Directions =
Copy every record below exactly as written, but leave out the pictures.

## Start Data rows

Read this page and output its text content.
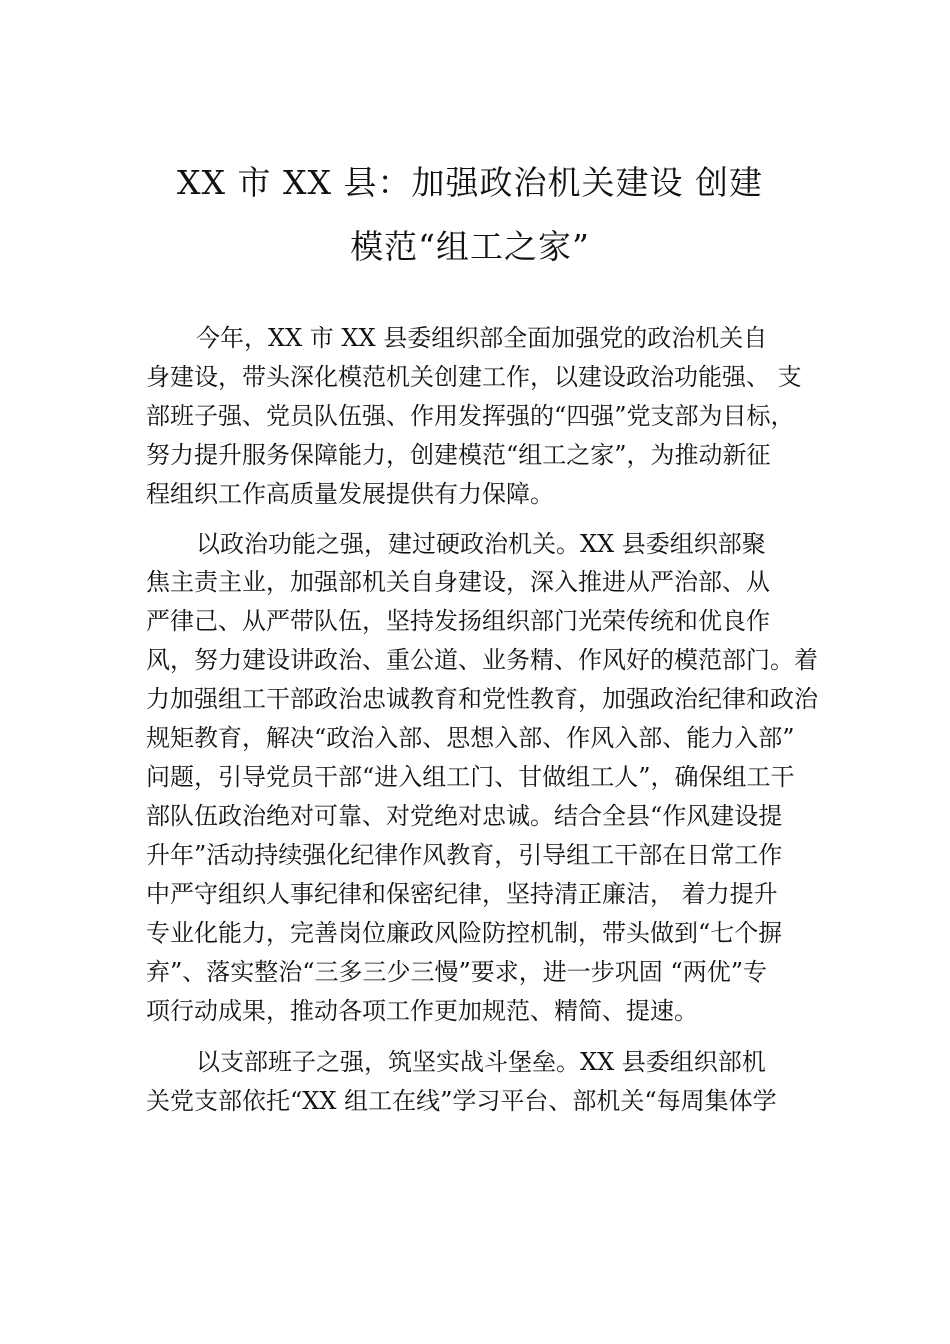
XX 市 XX 县：加强政治机关建设 创建
模范“组工之家”
今年，XX 市 XX 县委组织部全面加强党的政治机关自
身建设，带头深化模范机关创建工作，以建设政治功能强、 支
部班子强、党员队伍强、作用发挥强的“四强”党支部为目标，
努力提升服务保障能力，创建模范“组工之家”，为推动新征
程组织工作高质量发展提供有力保障。
以政治功能之强，建过硬政治机关。XX 县委组织部聚
焦主责主业，加强部机关自身建设，深入推进从严治部、从
严律己、从严带队伍，坚持发扬组织部门光荣传统和优良作
风，努力建设讲政治、重公道、业务精、作风好的模范部门。着
力加强组工干部政治忠诚教育和党性教育，加强政治纪律和政治
规矩教育，解决“政治入部、思想入部、作风入部、能力入部”
问题，引导党员干部“进入组工门、甘做组工人”，确保组工干
部队伍政治绝对可靠、对党绝对忠诚。结合全县“作风建设提
升年”活动持续强化纪律作风教育，引导组工干部在日常工作
中严守组织人事纪律和保密纪律，坚持清正廉洁， 着力提升
专业化能力，完善岗位廉政风险防控机制，带头做到“七个摒
弃”、落实整治“三多三少三慢”要求，进一步巩固 “两优”专
项行动成果，推动各项工作更加规范、精简、提速。
以支部班子之强，筑坚实战斗堡垒。XX 县委组织部机
关党支部依托“XX 组工在线”学习平台、部机关“每周集体学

## End Data rows

Answer below =
Read this page and output its text content.
XX 市 XX 县：加强政治机关建设 创建
模范“组工之家”
今年，XX 市 XX 县委组织部全面加强党的政治机关自
身建设，带头深化模范机关创建工作，以建设政治功能强、 支
部班子强、党员队伍强、作用发挥强的“四强”党支部为目标，
努力提升服务保障能力，创建模范“组工之家”，为推动新征
程组织工作高质量发展提供有力保障。
以政治功能之强，建过硬政治机关。XX 县委组织部聚
焦主责主业，加强部机关自身建设，深入推进从严治部、从
严律己、从严带队伍，坚持发扬组织部门光荣传统和优良作
风，努力建设讲政治、重公道、业务精、作风好的模范部门。着
力加强组工干部政治忠诚教育和党性教育，加强政治纪律和政治
规矩教育，解决“政治入部、思想入部、作风入部、能力入部”
问题，引导党员干部“进入组工门、甘做组工人”，确保组工干
部队伍政治绝对可靠、对党绝对忠诚。结合全县“作风建设提
升年”活动持续强化纪律作风教育，引导组工干部在日常工作
中严守组织人事纪律和保密纪律，坚持清正廉洁， 着力提升
专业化能力，完善岗位廉政风险防控机制，带头做到“七个摒
弃”、落实整治“三多三少三慢”要求，进一步巩固 “两优”专
项行动成果，推动各项工作更加规范、精简、提速。
以支部班子之强，筑坚实战斗堡垒。XX 县委组织部机
关党支部依托“XX 组工在线”学习平台、部机关“每周集体学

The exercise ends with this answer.